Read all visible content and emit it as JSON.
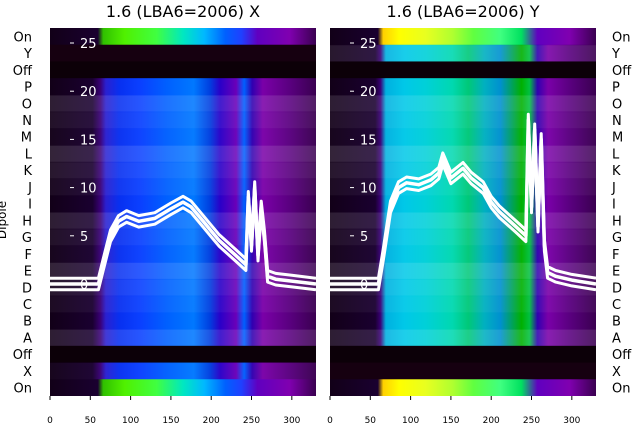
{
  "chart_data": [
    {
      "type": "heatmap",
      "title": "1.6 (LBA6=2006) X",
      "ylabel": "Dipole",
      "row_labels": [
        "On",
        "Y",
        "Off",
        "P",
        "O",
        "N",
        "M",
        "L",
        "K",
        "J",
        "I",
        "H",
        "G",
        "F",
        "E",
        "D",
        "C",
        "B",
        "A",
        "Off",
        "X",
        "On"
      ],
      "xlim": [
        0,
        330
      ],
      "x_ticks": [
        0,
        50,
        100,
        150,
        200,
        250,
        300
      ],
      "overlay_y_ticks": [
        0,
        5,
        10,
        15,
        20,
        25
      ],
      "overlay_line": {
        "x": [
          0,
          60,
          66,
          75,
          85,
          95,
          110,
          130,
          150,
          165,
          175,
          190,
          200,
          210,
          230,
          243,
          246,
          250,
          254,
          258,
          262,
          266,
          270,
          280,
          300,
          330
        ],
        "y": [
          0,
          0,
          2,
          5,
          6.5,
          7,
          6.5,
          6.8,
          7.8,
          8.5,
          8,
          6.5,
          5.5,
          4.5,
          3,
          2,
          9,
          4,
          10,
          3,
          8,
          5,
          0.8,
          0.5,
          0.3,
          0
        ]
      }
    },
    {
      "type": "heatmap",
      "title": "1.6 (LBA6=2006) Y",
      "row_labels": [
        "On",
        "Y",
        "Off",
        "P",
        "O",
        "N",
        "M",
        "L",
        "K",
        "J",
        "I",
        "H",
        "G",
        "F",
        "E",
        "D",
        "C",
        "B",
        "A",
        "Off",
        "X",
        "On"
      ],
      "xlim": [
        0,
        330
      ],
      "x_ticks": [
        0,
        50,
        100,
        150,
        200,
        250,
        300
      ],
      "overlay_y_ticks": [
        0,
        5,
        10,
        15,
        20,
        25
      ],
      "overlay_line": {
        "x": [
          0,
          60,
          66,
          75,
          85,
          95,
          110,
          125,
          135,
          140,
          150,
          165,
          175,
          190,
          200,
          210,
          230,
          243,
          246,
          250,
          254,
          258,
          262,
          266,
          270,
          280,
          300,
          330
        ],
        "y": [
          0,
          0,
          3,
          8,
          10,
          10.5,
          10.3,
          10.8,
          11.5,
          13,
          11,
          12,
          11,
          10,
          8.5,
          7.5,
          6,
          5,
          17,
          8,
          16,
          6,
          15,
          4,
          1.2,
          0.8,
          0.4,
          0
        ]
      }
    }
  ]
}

What you should do |
Set the entries down again exactly. Do not include the images.

Output |
Read all visible content and emit it as JSON.
{
  "chart_data": [
    {
      "type": "heatmap",
      "title": "1.6 (LBA6=2006) X",
      "ylabel": "Dipole",
      "row_labels": [
        "On",
        "Y",
        "Off",
        "P",
        "O",
        "N",
        "M",
        "L",
        "K",
        "J",
        "I",
        "H",
        "G",
        "F",
        "E",
        "D",
        "C",
        "B",
        "A",
        "Off",
        "X",
        "On"
      ],
      "xlim": [
        0,
        330
      ],
      "x_ticks": [
        0,
        50,
        100,
        150,
        200,
        250,
        300
      ],
      "overlay_y_ticks": [
        0,
        5,
        10,
        15,
        20,
        25
      ],
      "overlay_line": {
        "x": [
          0,
          60,
          66,
          75,
          85,
          95,
          110,
          130,
          150,
          165,
          175,
          190,
          200,
          210,
          230,
          243,
          246,
          250,
          254,
          258,
          262,
          266,
          270,
          280,
          300,
          330
        ],
        "y": [
          0,
          0,
          2,
          5,
          6.5,
          7,
          6.5,
          6.8,
          7.8,
          8.5,
          8,
          6.5,
          5.5,
          4.5,
          3,
          2,
          9,
          4,
          10,
          3,
          8,
          5,
          0.8,
          0.5,
          0.3,
          0
        ]
      }
    },
    {
      "type": "heatmap",
      "title": "1.6 (LBA6=2006) Y",
      "row_labels": [
        "On",
        "Y",
        "Off",
        "P",
        "O",
        "N",
        "M",
        "L",
        "K",
        "J",
        "I",
        "H",
        "G",
        "F",
        "E",
        "D",
        "C",
        "B",
        "A",
        "Off",
        "X",
        "On"
      ],
      "xlim": [
        0,
        330
      ],
      "x_ticks": [
        0,
        50,
        100,
        150,
        200,
        250,
        300
      ],
      "overlay_y_ticks": [
        0,
        5,
        10,
        15,
        20,
        25
      ],
      "overlay_line": {
        "x": [
          0,
          60,
          66,
          75,
          85,
          95,
          110,
          125,
          135,
          140,
          150,
          165,
          175,
          190,
          200,
          210,
          230,
          243,
          246,
          250,
          254,
          258,
          262,
          266,
          270,
          280,
          300,
          330
        ],
        "y": [
          0,
          0,
          3,
          8,
          10,
          10.5,
          10.3,
          10.8,
          11.5,
          13,
          11,
          12,
          11,
          10,
          8.5,
          7.5,
          6,
          5,
          17,
          8,
          16,
          6,
          15,
          4,
          1.2,
          0.8,
          0.4,
          0
        ]
      }
    }
  ]
}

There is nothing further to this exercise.